◆ **Exercise directions**:
Where a line of the listing below includes the word "level", reproduce that line.

◆ **Material for this task**:
=-=-=-=-=
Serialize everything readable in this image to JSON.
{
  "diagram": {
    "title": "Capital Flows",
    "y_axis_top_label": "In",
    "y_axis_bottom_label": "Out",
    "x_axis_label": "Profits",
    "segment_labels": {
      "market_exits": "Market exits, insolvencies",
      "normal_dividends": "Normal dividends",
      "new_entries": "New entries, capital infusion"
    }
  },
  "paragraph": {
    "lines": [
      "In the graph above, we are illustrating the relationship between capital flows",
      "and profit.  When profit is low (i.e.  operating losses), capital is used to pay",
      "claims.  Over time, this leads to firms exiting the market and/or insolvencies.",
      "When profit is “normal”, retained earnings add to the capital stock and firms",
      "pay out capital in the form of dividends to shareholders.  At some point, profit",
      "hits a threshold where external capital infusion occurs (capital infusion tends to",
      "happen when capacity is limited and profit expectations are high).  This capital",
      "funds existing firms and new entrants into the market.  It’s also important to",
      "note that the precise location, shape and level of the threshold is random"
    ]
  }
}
=-=-=-=-=
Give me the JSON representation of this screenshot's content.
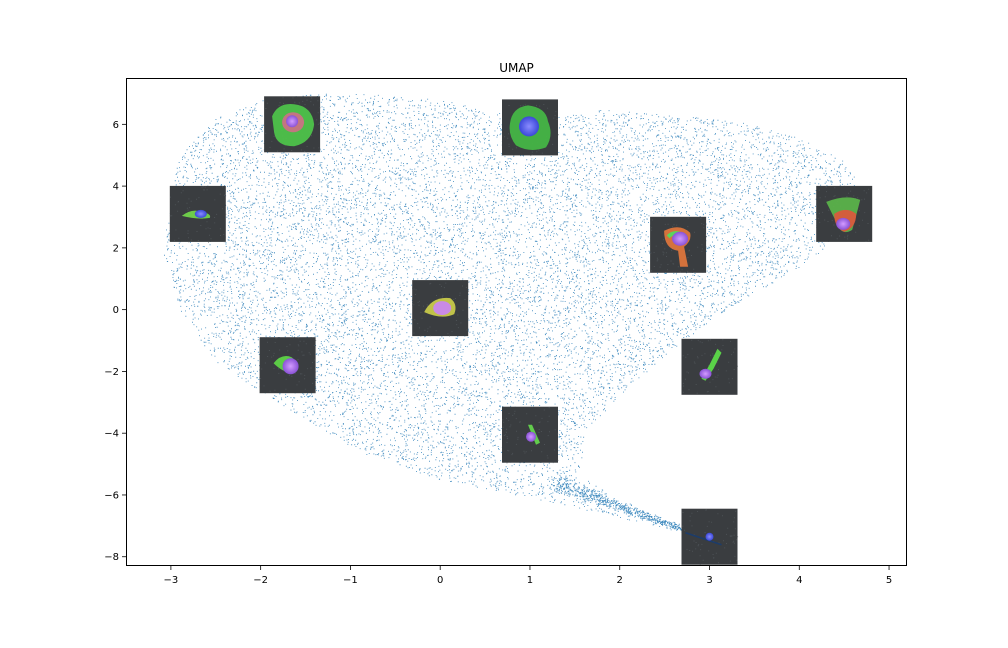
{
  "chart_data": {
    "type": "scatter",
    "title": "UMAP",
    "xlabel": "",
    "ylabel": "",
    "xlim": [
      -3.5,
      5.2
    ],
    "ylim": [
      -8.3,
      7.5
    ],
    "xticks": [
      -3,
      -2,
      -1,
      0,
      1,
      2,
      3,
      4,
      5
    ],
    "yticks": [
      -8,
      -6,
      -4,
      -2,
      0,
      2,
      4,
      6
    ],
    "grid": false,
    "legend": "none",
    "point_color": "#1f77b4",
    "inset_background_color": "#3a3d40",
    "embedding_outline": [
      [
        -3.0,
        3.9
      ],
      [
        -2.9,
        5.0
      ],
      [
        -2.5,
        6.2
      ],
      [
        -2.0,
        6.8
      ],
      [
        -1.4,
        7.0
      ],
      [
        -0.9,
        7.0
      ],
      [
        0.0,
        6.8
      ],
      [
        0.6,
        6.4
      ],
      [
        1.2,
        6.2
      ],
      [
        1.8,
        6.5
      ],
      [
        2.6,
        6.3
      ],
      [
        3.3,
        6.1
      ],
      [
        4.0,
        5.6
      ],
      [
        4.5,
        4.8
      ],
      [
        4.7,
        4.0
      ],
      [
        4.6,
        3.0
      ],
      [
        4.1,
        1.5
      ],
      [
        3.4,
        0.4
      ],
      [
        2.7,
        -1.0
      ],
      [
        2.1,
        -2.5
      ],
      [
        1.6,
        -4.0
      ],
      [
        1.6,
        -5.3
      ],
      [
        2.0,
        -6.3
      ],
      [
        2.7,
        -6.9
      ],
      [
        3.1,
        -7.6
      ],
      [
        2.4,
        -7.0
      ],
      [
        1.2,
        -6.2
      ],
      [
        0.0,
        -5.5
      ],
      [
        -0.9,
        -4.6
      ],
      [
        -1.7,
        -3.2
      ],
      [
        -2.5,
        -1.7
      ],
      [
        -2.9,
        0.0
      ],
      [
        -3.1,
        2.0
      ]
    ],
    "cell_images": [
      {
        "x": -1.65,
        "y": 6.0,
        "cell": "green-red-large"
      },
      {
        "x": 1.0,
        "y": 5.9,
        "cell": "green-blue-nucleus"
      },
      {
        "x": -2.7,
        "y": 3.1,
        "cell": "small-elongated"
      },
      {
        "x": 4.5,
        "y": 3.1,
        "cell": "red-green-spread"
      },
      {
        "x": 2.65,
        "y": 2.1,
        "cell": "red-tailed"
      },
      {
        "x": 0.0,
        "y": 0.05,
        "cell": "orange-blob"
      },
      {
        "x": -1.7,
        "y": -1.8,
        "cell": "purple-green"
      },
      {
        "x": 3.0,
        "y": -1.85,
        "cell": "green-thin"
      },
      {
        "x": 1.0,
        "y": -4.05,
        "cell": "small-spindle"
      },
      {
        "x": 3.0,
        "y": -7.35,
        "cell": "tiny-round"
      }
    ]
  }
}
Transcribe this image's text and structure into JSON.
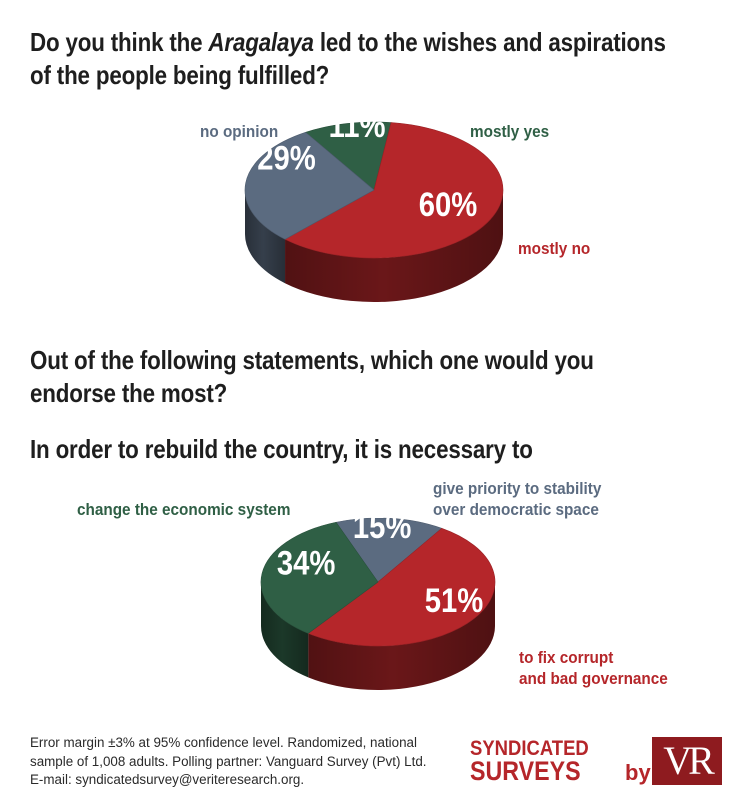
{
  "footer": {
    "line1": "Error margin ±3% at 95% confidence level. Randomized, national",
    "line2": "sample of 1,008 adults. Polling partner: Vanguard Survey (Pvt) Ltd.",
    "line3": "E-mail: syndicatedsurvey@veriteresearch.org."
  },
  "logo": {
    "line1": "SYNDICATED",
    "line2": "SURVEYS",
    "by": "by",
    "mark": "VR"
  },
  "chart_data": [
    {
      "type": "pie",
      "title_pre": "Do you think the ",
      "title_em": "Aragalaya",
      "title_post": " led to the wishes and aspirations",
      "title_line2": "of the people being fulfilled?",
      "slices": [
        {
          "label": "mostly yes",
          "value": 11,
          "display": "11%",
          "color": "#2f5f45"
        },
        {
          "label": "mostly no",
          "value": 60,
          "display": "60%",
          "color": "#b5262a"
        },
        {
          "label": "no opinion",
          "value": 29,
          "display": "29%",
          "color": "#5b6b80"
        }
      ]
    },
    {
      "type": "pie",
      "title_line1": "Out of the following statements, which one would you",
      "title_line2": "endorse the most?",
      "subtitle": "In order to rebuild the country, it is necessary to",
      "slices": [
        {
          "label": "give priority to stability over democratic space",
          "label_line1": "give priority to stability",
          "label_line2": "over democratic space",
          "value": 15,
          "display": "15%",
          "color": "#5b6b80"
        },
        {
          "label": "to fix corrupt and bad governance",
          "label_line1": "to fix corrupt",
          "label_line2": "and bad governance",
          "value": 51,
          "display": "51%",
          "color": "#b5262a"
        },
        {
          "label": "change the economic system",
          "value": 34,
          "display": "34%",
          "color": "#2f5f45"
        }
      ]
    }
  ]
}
=-=-=-=-=
◆ **Exercise answer**:
      "note that the precise location, shape and level of the threshold is random"
    "line1": "Error margin ±3% at 95% confidence level. Randomized, national",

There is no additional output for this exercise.